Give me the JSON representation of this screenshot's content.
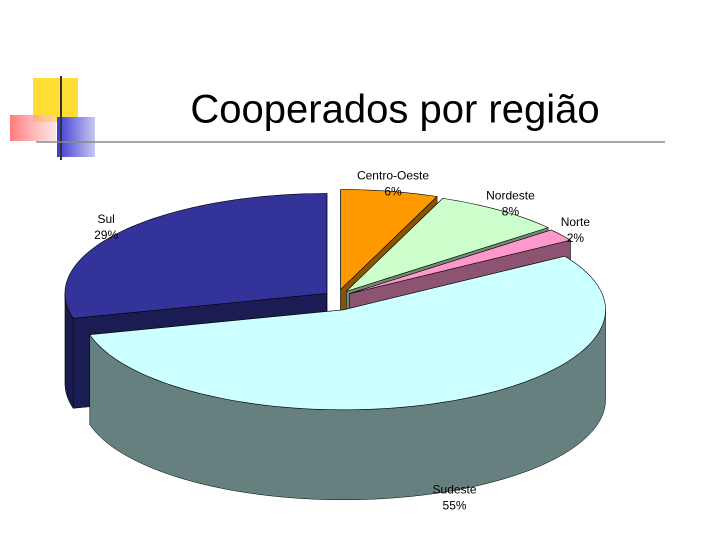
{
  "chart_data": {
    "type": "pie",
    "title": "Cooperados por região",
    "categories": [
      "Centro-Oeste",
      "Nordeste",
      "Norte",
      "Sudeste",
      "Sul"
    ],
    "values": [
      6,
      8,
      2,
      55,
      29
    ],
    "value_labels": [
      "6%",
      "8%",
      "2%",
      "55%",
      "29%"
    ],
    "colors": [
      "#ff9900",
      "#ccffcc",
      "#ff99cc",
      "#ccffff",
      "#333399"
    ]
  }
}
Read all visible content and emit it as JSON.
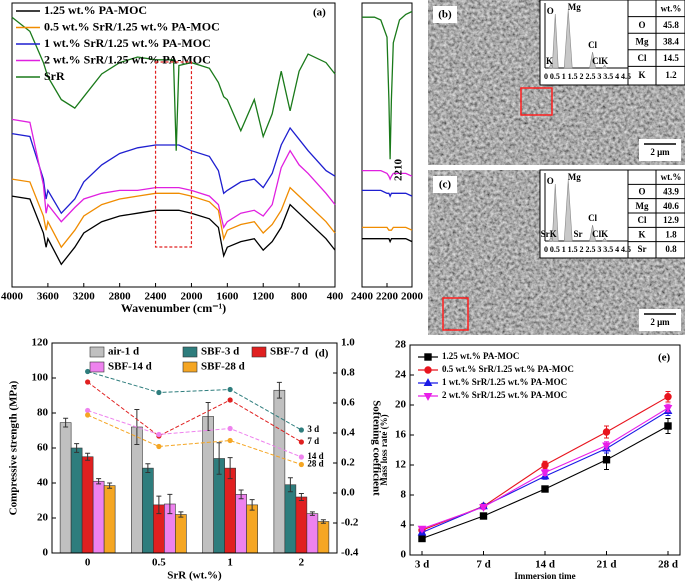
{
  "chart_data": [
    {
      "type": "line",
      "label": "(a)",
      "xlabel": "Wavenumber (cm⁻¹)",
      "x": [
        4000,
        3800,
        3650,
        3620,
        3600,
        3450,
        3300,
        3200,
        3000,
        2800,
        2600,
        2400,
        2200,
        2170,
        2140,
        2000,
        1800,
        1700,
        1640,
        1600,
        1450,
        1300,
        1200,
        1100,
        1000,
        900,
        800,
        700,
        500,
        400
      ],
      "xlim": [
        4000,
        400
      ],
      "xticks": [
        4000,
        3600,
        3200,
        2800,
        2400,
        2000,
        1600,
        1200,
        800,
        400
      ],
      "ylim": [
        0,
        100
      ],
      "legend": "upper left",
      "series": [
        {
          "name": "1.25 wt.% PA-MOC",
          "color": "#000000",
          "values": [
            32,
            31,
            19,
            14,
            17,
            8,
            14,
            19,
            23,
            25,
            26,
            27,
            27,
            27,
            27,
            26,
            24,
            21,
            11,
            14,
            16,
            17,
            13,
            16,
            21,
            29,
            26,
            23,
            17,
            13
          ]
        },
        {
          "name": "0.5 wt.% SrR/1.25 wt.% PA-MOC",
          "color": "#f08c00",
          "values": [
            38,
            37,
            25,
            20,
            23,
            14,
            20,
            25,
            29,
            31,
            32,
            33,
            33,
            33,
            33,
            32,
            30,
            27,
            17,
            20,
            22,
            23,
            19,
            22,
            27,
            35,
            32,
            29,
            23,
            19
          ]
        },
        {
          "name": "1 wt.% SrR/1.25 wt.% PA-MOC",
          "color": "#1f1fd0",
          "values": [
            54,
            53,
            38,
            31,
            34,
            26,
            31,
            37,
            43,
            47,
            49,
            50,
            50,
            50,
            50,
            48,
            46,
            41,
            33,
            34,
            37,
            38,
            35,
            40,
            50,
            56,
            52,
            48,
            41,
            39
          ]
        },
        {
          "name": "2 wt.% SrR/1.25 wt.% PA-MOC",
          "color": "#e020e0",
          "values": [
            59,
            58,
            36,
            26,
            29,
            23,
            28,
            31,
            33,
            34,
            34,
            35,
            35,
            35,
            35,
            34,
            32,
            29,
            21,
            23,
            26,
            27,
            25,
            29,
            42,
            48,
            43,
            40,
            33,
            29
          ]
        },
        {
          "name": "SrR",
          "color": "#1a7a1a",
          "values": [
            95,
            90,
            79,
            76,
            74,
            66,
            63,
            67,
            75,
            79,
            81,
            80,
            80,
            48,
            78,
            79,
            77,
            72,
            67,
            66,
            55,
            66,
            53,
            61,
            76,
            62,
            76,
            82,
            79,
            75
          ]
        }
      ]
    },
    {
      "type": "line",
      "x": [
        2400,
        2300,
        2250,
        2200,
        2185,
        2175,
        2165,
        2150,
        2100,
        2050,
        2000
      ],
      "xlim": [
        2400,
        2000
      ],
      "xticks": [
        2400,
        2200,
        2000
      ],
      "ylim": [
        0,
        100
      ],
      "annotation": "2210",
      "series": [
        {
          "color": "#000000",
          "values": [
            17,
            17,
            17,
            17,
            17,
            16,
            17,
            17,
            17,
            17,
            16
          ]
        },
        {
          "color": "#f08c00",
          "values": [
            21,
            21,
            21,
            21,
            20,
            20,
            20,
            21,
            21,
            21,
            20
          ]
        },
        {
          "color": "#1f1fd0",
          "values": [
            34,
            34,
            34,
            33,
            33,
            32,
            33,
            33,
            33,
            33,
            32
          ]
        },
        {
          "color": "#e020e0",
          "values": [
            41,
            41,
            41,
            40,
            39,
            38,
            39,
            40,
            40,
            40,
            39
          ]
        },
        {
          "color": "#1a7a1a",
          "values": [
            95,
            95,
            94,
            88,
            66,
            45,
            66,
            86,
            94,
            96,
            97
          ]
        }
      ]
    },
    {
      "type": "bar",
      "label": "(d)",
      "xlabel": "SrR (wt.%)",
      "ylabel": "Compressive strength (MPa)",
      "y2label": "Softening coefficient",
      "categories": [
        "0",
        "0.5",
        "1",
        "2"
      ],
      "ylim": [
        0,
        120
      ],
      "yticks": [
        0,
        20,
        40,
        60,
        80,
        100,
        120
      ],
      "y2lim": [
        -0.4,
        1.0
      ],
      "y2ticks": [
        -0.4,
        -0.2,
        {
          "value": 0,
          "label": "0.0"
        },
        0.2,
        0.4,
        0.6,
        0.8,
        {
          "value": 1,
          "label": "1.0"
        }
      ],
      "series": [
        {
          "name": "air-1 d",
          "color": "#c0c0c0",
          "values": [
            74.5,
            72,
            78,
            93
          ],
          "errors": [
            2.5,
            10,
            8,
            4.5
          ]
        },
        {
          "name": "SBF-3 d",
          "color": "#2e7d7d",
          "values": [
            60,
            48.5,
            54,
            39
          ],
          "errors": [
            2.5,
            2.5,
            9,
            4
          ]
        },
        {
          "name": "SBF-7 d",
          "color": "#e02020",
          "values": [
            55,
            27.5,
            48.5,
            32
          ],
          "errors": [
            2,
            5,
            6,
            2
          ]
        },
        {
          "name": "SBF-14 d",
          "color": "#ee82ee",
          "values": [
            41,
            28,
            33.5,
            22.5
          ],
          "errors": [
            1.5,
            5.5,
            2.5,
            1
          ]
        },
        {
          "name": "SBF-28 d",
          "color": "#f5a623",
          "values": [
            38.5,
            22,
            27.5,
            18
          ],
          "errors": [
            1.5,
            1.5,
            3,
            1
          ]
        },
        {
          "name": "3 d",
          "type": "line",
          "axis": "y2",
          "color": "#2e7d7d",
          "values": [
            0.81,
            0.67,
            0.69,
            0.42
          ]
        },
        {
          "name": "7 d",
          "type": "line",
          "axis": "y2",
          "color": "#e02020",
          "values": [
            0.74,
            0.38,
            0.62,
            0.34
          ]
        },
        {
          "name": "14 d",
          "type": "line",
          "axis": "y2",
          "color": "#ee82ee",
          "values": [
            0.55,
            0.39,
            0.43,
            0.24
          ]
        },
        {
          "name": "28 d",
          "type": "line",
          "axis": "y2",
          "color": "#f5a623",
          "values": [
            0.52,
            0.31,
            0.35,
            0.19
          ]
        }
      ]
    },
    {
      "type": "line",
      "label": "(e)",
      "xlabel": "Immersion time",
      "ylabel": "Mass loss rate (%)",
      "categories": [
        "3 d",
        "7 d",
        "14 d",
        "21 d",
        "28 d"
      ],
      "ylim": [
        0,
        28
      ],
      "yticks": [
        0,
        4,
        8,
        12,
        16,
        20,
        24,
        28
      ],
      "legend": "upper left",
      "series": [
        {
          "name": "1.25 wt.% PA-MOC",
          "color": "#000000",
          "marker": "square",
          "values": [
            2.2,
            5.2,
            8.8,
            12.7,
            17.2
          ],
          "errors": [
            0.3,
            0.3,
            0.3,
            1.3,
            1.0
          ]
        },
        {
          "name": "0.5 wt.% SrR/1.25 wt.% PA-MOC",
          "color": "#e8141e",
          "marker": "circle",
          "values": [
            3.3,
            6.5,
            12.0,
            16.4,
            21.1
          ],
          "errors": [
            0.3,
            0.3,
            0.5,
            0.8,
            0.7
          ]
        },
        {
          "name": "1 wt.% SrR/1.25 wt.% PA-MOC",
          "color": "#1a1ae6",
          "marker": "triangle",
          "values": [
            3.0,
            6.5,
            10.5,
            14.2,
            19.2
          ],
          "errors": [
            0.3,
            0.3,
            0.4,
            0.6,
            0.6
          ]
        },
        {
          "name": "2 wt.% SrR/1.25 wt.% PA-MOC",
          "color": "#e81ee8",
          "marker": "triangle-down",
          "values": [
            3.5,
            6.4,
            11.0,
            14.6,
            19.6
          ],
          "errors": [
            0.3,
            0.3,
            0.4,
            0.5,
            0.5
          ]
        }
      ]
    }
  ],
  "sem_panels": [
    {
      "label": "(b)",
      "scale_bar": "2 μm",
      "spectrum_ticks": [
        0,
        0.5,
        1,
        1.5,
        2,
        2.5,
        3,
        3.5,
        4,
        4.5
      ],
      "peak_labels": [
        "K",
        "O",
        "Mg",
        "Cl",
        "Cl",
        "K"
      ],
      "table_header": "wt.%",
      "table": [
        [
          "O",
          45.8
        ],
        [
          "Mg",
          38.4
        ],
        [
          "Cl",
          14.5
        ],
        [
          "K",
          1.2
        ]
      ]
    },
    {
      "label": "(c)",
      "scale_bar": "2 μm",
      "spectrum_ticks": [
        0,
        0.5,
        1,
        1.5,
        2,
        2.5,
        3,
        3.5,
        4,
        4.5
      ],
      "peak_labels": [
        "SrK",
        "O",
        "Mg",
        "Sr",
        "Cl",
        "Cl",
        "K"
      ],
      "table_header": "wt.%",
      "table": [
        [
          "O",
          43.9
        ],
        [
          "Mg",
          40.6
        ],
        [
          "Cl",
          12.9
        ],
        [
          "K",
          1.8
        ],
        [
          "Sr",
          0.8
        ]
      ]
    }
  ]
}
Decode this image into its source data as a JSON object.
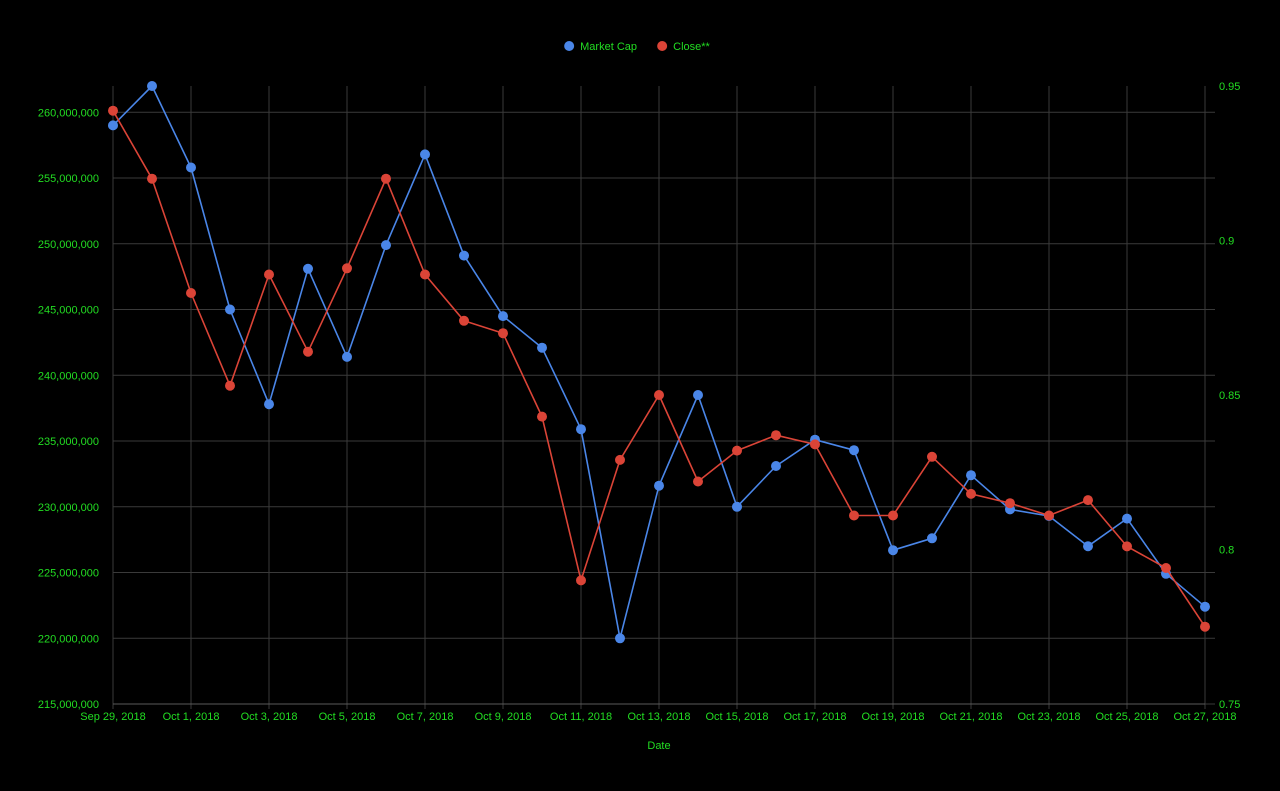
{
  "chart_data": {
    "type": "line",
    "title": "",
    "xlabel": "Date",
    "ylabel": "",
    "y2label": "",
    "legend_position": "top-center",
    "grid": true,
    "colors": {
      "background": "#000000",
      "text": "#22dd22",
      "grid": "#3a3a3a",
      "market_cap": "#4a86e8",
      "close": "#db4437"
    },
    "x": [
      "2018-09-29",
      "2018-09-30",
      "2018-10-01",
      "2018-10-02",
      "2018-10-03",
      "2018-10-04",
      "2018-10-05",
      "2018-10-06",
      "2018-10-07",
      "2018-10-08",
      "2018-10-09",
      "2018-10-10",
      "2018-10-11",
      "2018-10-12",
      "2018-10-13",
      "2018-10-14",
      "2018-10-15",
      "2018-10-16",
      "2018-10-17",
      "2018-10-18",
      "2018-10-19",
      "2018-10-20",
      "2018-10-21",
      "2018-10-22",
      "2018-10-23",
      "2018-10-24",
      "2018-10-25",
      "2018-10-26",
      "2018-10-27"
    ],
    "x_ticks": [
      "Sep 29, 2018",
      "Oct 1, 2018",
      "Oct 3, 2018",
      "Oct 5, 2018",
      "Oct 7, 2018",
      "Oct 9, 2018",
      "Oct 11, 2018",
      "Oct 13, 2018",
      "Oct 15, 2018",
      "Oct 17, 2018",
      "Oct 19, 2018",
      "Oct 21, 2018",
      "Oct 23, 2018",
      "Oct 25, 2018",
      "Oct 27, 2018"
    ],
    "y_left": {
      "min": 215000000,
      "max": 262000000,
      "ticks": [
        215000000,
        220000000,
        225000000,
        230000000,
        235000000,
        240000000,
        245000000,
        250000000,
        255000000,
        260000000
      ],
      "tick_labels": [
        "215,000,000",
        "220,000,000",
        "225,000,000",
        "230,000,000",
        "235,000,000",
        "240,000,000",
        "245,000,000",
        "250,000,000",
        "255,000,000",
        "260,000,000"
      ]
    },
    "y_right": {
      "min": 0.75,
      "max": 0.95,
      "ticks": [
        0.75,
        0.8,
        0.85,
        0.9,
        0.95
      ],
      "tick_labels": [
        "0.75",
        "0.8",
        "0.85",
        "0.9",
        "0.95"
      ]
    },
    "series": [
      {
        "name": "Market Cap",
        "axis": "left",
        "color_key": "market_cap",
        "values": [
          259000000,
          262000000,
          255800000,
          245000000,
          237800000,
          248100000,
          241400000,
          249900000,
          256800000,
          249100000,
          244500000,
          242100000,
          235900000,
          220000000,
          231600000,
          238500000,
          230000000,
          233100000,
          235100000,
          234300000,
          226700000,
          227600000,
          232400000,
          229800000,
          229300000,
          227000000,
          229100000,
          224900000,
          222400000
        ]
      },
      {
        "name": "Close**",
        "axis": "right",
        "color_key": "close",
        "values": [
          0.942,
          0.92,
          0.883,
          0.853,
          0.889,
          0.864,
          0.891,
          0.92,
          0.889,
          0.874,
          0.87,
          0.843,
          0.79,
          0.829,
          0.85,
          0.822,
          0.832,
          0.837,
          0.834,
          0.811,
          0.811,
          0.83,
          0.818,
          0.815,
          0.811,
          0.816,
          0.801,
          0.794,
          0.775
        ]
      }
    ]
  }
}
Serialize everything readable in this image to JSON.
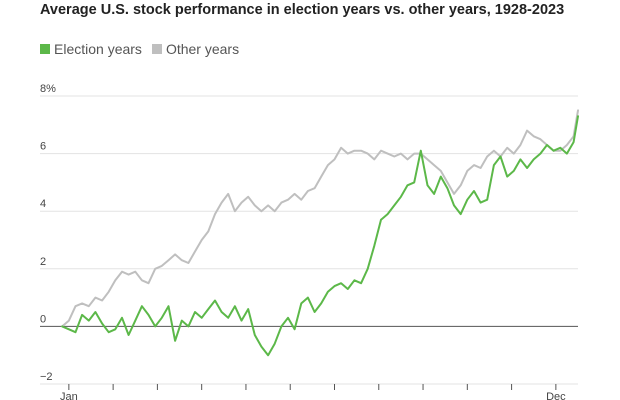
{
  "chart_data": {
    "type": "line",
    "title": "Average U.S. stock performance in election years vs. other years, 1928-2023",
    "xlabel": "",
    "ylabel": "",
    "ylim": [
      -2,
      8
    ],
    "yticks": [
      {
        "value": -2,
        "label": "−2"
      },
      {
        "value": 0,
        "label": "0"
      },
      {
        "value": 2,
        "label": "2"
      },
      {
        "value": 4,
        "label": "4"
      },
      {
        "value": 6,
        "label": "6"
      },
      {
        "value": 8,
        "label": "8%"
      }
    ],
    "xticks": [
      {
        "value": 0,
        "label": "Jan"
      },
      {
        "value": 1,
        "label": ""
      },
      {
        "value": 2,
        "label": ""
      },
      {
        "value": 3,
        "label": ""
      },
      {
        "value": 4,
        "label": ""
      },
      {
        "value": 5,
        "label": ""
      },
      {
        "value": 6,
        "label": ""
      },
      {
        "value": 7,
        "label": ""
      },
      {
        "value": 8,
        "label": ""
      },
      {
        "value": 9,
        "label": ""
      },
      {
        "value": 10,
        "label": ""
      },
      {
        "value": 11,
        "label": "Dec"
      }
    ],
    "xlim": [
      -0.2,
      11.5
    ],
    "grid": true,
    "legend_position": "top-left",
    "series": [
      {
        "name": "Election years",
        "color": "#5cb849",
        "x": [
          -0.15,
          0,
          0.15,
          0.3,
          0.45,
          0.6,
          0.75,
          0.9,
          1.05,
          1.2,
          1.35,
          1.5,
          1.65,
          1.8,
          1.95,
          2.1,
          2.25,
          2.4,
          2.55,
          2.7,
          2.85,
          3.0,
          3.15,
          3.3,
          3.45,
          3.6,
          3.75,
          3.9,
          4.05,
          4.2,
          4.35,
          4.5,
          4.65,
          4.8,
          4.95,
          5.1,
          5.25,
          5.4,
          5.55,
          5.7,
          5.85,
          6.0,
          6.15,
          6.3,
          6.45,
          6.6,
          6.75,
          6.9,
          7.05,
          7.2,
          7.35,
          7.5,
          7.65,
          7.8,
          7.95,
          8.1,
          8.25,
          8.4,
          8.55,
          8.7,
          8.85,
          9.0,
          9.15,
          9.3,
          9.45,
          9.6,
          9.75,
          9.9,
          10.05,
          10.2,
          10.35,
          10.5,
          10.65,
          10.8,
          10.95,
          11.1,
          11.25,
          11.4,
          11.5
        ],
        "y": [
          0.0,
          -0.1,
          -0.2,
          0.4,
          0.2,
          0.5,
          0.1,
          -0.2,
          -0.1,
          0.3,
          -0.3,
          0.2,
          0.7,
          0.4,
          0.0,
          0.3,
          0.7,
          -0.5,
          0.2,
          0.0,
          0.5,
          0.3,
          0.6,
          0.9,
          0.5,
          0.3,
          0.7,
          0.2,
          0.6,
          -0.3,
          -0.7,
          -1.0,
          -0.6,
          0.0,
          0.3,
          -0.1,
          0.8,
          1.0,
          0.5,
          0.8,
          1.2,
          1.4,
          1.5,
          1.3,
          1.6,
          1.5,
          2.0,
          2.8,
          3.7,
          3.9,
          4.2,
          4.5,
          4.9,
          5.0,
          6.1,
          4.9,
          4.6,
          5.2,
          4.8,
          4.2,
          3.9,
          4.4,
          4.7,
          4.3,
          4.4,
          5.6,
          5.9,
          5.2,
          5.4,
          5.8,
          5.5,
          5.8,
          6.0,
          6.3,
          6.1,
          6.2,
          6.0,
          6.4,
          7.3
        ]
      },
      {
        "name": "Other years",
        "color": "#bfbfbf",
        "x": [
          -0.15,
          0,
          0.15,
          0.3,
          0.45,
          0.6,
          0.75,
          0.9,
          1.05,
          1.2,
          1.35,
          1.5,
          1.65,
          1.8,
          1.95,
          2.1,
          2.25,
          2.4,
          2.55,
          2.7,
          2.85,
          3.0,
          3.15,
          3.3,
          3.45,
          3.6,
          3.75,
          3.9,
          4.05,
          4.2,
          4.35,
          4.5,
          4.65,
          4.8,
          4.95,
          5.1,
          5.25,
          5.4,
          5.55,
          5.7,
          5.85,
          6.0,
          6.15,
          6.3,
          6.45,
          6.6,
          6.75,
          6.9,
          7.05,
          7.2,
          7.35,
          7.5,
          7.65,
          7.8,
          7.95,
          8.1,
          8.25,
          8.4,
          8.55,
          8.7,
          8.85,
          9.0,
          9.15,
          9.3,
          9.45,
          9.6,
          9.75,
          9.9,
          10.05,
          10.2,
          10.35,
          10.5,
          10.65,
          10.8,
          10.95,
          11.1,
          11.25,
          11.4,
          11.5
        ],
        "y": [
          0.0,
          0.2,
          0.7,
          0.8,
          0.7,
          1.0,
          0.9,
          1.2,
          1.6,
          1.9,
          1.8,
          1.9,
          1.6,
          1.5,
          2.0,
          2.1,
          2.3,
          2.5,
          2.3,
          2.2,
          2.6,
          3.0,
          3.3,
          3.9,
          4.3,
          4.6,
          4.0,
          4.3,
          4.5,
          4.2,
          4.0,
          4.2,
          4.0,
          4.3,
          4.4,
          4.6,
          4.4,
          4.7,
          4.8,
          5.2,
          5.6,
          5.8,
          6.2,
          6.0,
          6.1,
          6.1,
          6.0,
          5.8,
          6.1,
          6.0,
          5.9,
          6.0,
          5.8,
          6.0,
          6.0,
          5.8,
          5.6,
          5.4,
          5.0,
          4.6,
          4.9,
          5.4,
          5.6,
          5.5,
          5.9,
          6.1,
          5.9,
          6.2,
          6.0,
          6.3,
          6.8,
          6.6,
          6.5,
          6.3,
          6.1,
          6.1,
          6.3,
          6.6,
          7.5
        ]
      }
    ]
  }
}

■ ■ ■ ■

:: Work required ::
Filter for "ylabel". Return all lines that hold it.

:: Worked solution ::
      "ylabel": "Compressive strength (MPa)",
      "ylabel": "Mass loss rate (%)",
    "ylabel": "",
    "ylabel": "",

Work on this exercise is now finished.